TO BE DONE: From the sermon passage below on facing election-season fear, lift out the portion starting at "Christians need to" and ending at "it shape us.", word for word.

Every election year it seems that the tension and intensity increases. These are anxious, worried times. We are living through a gruesome trifecta: a bitter election season, a shaky economy, and hysterical media. That’s why I thought it was right that we heard Isaish’s sermon last week: “Do not fear what they fear. Don’t call conspiracy what they call conspiracy.”

Christians need to take this sermon to heart. Even if this truly is the most divisive and most critical campaign in American history we need to be faithful, not fearful. Come November 5, the election could go either way on any number of issues or candidates and we might just be alarmed at the consequences or reactions to those outcome. Once again, Christian should be faithful, not fearful.

What will happen on November 4 or what should happen on November 4? I am not going to predict that. I cannot say. The message today is not to endorse a candidate or a party. My charge is not to preach a “party political message.” And that’s not because of concern about losing our tax-exempt status. Rather, because our purpose in coming together at this time is to give our attention to the living word of God and let it shape us.

GIVEN INFORMATION:
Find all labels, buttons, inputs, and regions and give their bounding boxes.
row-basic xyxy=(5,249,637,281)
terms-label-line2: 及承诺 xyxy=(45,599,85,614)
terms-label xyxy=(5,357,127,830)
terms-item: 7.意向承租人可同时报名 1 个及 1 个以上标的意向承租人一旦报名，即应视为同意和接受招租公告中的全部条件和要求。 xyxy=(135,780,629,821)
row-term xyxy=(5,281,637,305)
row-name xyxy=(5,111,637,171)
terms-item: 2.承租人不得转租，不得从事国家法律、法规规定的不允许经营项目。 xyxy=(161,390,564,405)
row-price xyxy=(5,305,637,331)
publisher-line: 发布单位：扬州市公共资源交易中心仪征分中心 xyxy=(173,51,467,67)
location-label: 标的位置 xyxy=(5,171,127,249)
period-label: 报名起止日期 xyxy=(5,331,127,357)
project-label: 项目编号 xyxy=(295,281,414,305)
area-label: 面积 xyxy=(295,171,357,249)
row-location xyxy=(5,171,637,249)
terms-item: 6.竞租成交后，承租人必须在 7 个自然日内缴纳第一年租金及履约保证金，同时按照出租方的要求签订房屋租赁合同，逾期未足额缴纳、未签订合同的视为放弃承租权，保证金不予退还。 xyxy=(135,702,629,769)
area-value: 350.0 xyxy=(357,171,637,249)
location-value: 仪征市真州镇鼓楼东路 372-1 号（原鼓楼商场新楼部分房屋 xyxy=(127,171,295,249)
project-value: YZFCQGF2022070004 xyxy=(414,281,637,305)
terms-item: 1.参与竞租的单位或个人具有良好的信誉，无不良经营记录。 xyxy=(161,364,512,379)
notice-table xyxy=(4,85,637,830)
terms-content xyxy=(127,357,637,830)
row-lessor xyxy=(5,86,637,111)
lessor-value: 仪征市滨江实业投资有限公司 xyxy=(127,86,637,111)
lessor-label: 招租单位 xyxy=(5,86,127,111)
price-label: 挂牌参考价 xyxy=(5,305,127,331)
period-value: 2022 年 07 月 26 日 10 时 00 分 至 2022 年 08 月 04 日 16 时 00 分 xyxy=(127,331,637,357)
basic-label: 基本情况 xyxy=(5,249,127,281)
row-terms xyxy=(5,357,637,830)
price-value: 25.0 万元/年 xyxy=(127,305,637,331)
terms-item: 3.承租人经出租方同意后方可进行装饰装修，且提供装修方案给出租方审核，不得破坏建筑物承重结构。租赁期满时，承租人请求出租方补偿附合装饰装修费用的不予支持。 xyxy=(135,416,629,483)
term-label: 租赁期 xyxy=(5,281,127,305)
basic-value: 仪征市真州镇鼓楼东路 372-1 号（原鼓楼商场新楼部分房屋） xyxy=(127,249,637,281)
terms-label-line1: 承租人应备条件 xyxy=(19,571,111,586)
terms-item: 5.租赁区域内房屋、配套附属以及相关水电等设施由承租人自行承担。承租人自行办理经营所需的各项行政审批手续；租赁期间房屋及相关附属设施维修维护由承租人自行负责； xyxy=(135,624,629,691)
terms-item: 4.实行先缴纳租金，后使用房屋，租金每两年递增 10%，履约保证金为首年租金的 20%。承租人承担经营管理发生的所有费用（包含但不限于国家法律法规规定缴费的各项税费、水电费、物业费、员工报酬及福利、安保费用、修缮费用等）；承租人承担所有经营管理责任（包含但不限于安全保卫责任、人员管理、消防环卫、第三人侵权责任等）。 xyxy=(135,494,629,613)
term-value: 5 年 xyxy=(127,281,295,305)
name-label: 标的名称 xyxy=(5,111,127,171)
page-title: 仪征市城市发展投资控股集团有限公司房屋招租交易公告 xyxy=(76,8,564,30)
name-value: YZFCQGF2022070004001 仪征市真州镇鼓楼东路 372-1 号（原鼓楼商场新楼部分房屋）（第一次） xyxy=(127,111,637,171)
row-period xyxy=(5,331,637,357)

THE ANSWER:
Christians need to take this sermon to heart. Even if this truly is the most divisive and most critical campaign in American history we need to be faithful, not fearful. Come November 5, the election could go either way on any number of issues or candidates and we might just be alarmed at the consequences or reactions to those outcome. Once again, Christian should be faithful, not fearful.

What will happen on November 4 or what should happen on November 4? I am not going to predict that. I cannot say. The message today is not to endorse a candidate or a party. My charge is not to preach a “party political message.” And that’s not because of concern about losing our tax-exempt status. Rather, because our purpose in coming together at this time is to give our attention to the living word of God and let it shape us.